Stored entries

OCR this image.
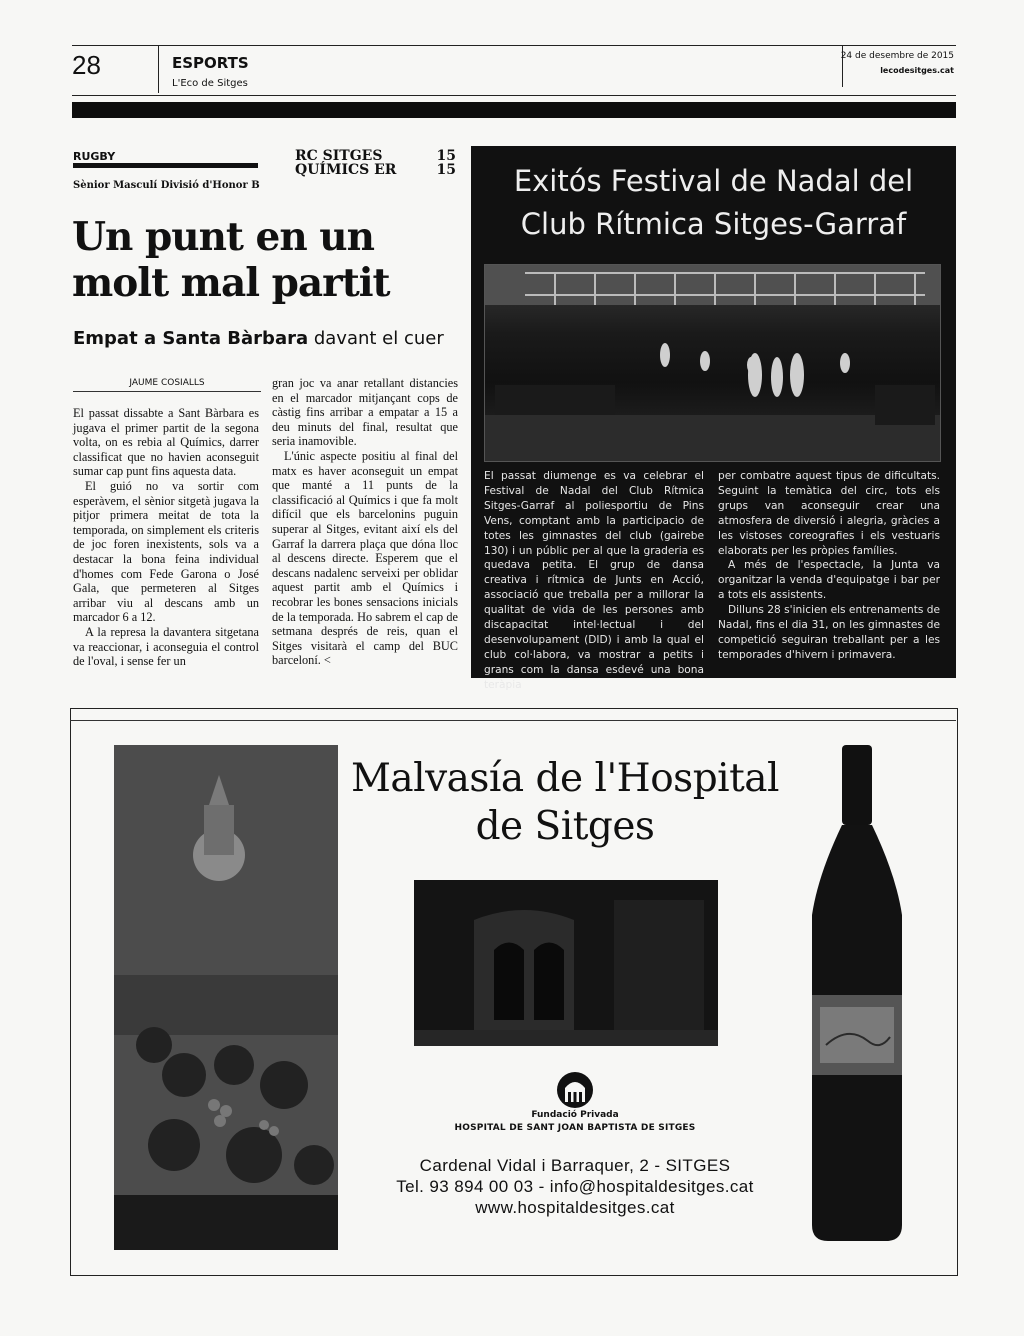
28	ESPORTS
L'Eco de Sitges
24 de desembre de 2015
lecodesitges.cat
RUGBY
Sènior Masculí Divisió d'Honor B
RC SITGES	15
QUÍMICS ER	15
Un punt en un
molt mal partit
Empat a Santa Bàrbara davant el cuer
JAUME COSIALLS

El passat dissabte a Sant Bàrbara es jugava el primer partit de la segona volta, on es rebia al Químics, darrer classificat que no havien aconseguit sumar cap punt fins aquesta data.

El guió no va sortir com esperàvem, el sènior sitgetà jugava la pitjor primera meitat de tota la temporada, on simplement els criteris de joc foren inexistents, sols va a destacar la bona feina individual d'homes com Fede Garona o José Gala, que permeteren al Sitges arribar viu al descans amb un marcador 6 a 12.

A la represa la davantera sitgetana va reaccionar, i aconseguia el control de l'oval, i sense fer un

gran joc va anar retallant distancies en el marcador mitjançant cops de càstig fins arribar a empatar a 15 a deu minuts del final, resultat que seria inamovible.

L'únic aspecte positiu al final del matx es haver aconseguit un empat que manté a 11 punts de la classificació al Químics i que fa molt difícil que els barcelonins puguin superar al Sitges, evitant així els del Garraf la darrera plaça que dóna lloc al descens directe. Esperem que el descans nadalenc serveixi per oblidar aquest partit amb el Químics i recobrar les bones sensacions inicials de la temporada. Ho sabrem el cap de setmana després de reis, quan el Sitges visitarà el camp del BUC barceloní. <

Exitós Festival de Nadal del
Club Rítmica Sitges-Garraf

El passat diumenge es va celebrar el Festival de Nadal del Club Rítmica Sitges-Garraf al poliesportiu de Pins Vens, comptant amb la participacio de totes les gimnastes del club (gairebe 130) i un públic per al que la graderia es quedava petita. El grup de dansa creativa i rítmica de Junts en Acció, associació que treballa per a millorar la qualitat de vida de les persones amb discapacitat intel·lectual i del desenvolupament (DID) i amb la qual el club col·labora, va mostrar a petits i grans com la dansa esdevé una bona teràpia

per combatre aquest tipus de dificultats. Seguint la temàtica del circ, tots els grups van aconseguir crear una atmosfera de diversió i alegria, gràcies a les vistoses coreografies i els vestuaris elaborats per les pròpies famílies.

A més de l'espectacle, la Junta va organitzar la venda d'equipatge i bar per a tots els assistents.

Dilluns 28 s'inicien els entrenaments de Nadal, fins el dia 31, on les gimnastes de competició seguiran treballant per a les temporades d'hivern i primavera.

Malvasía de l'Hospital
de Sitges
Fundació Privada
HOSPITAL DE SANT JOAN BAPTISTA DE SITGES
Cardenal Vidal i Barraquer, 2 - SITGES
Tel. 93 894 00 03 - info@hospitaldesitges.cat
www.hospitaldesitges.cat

--

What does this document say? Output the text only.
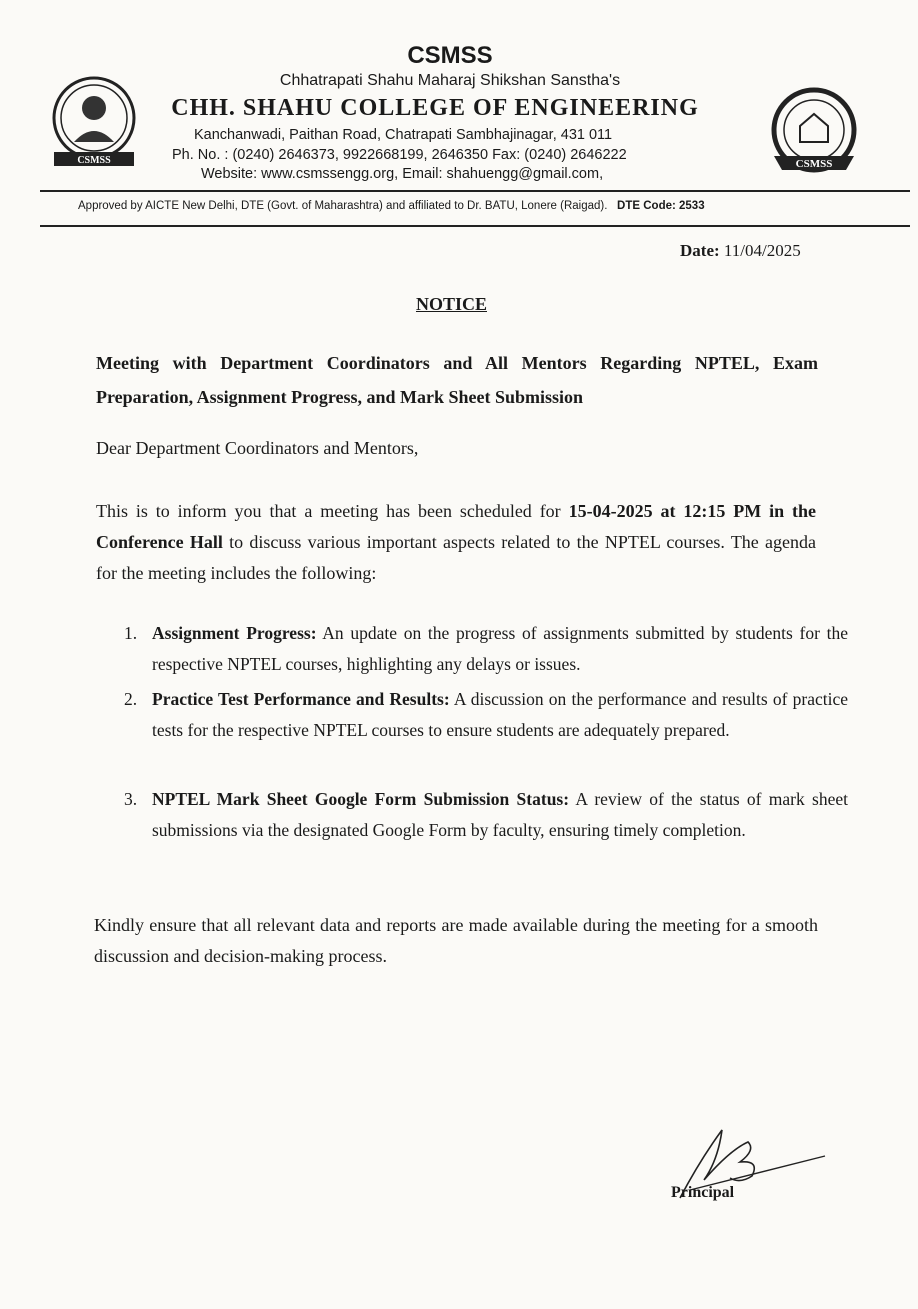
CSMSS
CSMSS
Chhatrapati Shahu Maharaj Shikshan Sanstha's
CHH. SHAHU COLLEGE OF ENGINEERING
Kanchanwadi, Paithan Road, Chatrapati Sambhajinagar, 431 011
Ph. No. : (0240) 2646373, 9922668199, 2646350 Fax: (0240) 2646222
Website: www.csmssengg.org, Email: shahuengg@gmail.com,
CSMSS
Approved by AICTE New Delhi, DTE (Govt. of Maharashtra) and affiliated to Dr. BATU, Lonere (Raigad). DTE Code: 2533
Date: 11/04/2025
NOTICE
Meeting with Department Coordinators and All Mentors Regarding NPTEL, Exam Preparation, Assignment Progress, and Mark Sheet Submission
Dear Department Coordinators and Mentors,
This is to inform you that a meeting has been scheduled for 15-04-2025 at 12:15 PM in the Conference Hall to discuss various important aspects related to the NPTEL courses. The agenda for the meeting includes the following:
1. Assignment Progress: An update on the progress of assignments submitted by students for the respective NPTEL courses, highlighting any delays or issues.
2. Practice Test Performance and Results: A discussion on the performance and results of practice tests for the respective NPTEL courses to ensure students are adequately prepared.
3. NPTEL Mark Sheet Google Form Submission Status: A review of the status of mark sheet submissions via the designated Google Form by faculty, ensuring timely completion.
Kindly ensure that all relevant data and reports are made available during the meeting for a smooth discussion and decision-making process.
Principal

• [Short task]: Which lines include the word "that"? List them all.

• [Correct response]:
This is to inform you that a meeting has been scheduled for 15-04-2025 at 12:15 PM in the Conference Hall to discuss various important aspects related to the NPTEL courses. The agenda for the meeting includes the following:
Kindly ensure that all relevant data and reports are made available during the meeting for a smooth discussion and decision-making process.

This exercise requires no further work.